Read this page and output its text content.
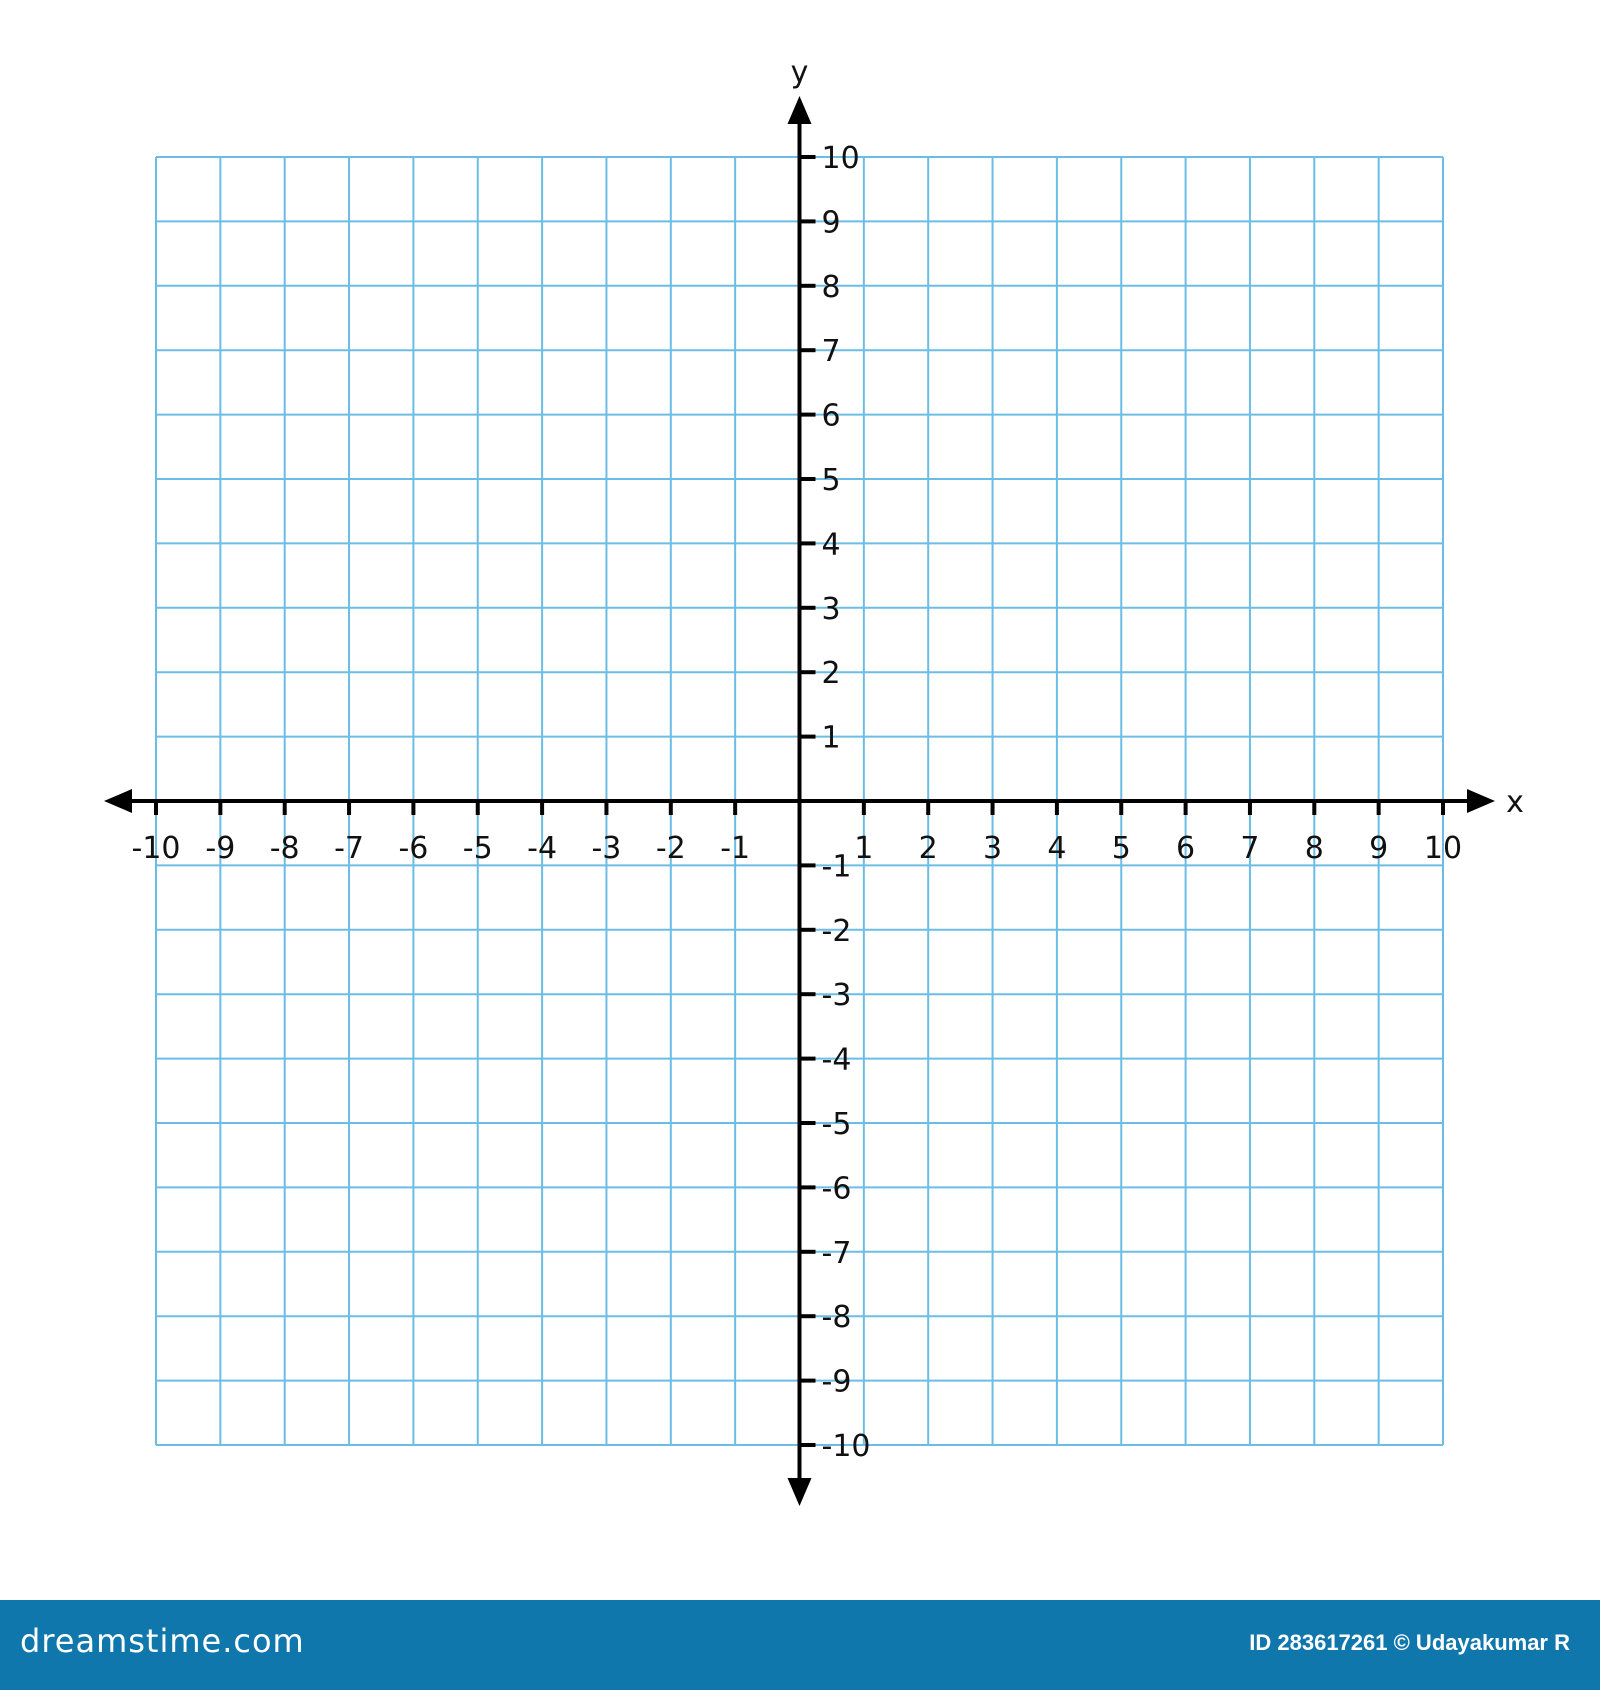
x
y
-10 -9 -8 -7 -6 -5 -4 -3 -2 -1	1 2 3 4 5 6 7 8 9 10
-10
-9
-8
-7
-6
-5
-4
-3
-2
-1
1
2
3
4
5
6
7
8
9
10
dreamstime.com	ID 283617261 © Udayakumar R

◇ ◇ ◇

→ **INSTRUCTIONS FOR THE TASK**
Write out the listing above exactly as it stands, pictures excluded.

→ **THE OUTPUT**
Read this page and output its text content.
x
y
-10 -9 -8 -7 -6 -5 -4 -3 -2 -1	1 2 3 4 5 6 7 8 9 10
-10
-9
-8
-7
-6
-5
-4
-3
-2
-1
1
2
3
4
5
6
7
8
9
10
dreamstime.com	ID 283617261 © Udayakumar R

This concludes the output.